### Directive
Extract all of the entries and give them again, word for word.

Extracted data entries
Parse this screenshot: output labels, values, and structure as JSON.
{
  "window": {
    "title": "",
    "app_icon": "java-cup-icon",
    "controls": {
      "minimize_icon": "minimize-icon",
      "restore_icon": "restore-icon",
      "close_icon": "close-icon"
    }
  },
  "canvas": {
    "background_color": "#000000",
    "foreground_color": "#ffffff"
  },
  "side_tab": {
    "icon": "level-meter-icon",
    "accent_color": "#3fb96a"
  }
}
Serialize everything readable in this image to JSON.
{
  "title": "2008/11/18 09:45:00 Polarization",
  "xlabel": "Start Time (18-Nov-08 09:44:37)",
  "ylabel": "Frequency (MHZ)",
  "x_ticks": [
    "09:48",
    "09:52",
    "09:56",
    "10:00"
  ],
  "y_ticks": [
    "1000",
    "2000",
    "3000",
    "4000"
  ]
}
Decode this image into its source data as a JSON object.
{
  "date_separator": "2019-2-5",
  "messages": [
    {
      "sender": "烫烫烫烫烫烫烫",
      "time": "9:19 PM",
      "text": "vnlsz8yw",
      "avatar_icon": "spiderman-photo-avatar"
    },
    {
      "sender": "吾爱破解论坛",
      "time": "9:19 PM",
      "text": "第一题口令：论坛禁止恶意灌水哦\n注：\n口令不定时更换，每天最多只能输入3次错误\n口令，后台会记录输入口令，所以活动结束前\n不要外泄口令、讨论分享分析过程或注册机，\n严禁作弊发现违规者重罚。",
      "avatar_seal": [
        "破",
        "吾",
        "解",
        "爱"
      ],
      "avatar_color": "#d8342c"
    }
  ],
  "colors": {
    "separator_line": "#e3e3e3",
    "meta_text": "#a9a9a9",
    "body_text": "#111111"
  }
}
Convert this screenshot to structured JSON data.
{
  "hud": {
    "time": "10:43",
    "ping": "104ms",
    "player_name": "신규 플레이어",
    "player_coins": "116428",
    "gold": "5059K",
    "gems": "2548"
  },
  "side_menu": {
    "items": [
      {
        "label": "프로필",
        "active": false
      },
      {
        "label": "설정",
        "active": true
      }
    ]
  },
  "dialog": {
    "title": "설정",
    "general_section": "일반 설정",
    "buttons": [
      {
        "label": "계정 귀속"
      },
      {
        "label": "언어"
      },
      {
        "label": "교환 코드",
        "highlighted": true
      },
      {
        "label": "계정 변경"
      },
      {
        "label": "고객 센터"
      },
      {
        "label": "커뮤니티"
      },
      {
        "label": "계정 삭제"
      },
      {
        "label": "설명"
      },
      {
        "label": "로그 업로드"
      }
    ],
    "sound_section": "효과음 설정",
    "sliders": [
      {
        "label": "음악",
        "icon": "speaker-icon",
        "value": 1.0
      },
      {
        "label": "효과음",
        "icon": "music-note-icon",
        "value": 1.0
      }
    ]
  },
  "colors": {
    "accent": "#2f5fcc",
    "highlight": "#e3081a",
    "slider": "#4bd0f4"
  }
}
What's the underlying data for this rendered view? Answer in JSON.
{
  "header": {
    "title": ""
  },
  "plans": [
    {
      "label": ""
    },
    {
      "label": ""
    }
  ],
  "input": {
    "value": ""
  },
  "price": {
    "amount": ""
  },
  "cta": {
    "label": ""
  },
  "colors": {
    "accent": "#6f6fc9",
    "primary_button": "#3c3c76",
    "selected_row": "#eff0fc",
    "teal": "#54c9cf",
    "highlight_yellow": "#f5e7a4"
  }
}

### Result of this exercise
Parse this screenshot: output labels, values, and structure as JSON.
{
  "window": {
    "title": "",
    "app_icon": "java-cup-icon",
    "controls": {
      "minimize_icon": "minimize-icon",
      "restore_icon": "restore-icon",
      "close_icon": "close-icon"
    }
  },
  "canvas": {
    "background_color": "#000000",
    "foreground_color": "#ffffff"
  },
  "side_tab": {
    "icon": "level-meter-icon",
    "accent_color": "#3fb96a"
  }
}
Serialize everything readable in this image to JSON.
{
  "title": "2008/11/18 09:45:00 Polarization",
  "xlabel": "Start Time (18-Nov-08 09:44:37)",
  "ylabel": "Frequency (MHZ)",
  "x_ticks": [
    "09:48",
    "09:52",
    "09:56",
    "10:00"
  ],
  "y_ticks": [
    "1000",
    "2000",
    "3000",
    "4000"
  ]
}
Decode this image into its source data as a JSON object.
{
  "date_separator": "2019-2-5",
  "messages": [
    {
      "sender": "烫烫烫烫烫烫烫",
      "time": "9:19 PM",
      "text": "vnlsz8yw",
      "avatar_icon": "spiderman-photo-avatar"
    },
    {
      "sender": "吾爱破解论坛",
      "time": "9:19 PM",
      "text": "第一题口令：论坛禁止恶意灌水哦\n注：\n口令不定时更换，每天最多只能输入3次错误\n口令，后台会记录输入口令，所以活动结束前\n不要外泄口令、讨论分享分析过程或注册机，\n严禁作弊发现违规者重罚。",
      "avatar_seal": [
        "破",
        "吾",
        "解",
        "爱"
      ],
      "avatar_color": "#d8342c"
    }
  ],
  "colors": {
    "separator_line": "#e3e3e3",
    "meta_text": "#a9a9a9",
    "body_text": "#111111"
  }
}
Convert this screenshot to structured JSON data.
{
  "hud": {
    "time": "10:43",
    "ping": "104ms",
    "player_name": "신규 플레이어",
    "player_coins": "116428",
    "gold": "5059K",
    "gems": "2548"
  },
  "side_menu": {
    "items": [
      {
        "label": "프로필",
        "active": false
      },
      {
        "label": "설정",
        "active": true
      }
    ]
  },
  "dialog": {
    "title": "설정",
    "general_section": "일반 설정",
    "buttons": [
      {
        "label": "계정 귀속"
      },
      {
        "label": "언어"
      },
      {
        "label": "교환 코드",
        "highlighted": true
      },
      {
        "label": "계정 변경"
      },
      {
        "label": "고객 센터"
      },
      {
        "label": "커뮤니티"
      },
      {
        "label": "계정 삭제"
      },
      {
        "label": "설명"
      },
      {
        "label": "로그 업로드"
      }
    ],
    "sound_section": "효과음 설정",
    "sliders": [
      {
        "label": "음악",
        "icon": "speaker-icon",
        "value": 1.0
      },
      {
        "label": "효과음",
        "icon": "music-note-icon",
        "value": 1.0
      }
    ]
  },
  "colors": {
    "accent": "#2f5fcc",
    "highlight": "#e3081a",
    "slider": "#4bd0f4"
  }
}
What's the underlying data for this rendered view? Answer in JSON.
{
  "header": {
    "title": ""
  },
  "plans": [
    {
      "label": ""
    },
    {
      "label": ""
    }
  ],
  "input": {
    "value": ""
  },
  "price": {
    "amount": ""
  },
  "cta": {
    "label": ""
  },
  "colors": {
    "accent": "#6f6fc9",
    "primary_button": "#3c3c76",
    "selected_row": "#eff0fc",
    "teal": "#54c9cf",
    "highlight_yellow": "#f5e7a4"
  }
}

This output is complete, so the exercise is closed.